The Siren’s Call: Jesus in the East; two extraordinary Victorian ladies


Jesus is everywhere. There are plenty of books about his presence in the holy scriptures of Christianity’s sister faiths (in the Talmud, in the Koran) and about secret traditions brought to light by the Gnostic gospels. There are also plenty on more provocative views of his life and death on a cross, if he really did die on a cross -- think of books such as “The Passover Plot,” “Holy Blood, Holy Grail” and that really successful novel by that guy whose name I can’t seem to recall right now.

There is yet another tradition about Jesus: During his life, he went to India, Tibet and Kashmir.

Not on SpiceJet airlines but via the Silk Route -- the legendary trading route linking the East to the Mediterranean.

▶ [Written task]
Copy the passage about Jesus in the East word for word, from its heading through its final sentence.

▶ [Supplied records]
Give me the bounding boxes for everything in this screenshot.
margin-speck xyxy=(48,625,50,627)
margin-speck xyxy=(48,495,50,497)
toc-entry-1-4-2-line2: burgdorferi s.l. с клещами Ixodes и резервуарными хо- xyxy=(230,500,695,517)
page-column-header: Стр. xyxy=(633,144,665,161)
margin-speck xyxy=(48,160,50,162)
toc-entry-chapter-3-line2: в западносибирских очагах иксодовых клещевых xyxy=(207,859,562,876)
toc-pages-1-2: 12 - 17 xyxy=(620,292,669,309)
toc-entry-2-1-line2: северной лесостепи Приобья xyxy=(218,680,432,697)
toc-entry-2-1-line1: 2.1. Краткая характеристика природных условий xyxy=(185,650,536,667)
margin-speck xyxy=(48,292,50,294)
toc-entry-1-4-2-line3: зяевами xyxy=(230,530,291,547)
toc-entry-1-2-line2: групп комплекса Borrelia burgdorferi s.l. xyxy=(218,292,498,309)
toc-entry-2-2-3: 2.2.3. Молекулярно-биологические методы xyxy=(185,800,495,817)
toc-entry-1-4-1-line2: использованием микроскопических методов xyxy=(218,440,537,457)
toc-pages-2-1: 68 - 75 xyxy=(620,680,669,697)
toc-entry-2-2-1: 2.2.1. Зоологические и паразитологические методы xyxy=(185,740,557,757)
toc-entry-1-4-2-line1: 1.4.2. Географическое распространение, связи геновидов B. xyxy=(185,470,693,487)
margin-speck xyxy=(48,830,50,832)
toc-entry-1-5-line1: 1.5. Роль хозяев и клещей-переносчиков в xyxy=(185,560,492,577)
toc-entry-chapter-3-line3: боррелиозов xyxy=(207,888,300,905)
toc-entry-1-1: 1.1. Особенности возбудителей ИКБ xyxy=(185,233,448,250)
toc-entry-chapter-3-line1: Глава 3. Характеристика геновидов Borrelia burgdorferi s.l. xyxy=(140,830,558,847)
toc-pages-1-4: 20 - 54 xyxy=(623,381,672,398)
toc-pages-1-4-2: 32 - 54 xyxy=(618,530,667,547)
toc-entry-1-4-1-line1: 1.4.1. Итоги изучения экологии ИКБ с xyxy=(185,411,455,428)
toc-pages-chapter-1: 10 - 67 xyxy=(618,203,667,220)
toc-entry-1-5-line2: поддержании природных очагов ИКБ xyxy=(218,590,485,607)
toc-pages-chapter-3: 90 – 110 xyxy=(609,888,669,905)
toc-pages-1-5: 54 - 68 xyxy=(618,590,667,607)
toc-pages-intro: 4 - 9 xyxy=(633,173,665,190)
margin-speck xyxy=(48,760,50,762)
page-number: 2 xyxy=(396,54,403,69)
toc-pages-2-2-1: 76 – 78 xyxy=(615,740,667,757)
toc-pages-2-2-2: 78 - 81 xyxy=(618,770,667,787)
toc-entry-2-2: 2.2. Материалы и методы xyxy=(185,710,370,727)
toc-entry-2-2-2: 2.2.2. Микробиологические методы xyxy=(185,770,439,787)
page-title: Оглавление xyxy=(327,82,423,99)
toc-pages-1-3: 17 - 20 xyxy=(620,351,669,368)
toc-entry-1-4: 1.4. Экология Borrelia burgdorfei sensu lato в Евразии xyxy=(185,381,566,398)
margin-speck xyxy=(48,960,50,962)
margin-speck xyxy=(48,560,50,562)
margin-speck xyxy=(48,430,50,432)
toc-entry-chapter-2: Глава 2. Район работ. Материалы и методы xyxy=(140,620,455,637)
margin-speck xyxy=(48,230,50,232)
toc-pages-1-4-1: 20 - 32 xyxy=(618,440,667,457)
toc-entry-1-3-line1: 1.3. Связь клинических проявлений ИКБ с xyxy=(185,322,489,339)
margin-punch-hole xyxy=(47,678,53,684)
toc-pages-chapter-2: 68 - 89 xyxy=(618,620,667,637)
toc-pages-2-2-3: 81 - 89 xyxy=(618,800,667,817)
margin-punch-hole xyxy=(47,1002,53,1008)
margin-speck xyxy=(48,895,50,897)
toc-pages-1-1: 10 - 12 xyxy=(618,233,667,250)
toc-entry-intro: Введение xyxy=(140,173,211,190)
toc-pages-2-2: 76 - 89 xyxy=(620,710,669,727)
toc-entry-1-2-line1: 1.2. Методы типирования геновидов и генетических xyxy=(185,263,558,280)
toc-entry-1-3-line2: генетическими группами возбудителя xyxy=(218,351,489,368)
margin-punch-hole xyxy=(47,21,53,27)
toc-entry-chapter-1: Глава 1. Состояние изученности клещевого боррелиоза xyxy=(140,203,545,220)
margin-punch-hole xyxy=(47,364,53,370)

▶ [Answer to this problem]
The Siren’s Call: Jesus in the East; two extraordinary Victorian ladies


Jesus is everywhere. There are plenty of books about his presence in the holy scriptures of Christianity’s sister faiths (in the Talmud, in the Koran) and about secret traditions brought to light by the Gnostic gospels. There are also plenty on more provocative views of his life and death on a cross, if he really did die on a cross -- think of books such as “The Passover Plot,” “Holy Blood, Holy Grail” and that really successful novel by that guy whose name I can’t seem to recall right now.

There is yet another tradition about Jesus: During his life, he went to India, Tibet and Kashmir.

Not on SpiceJet airlines but via the Silk Route -- the legendary trading route linking the East to the Mediterranean.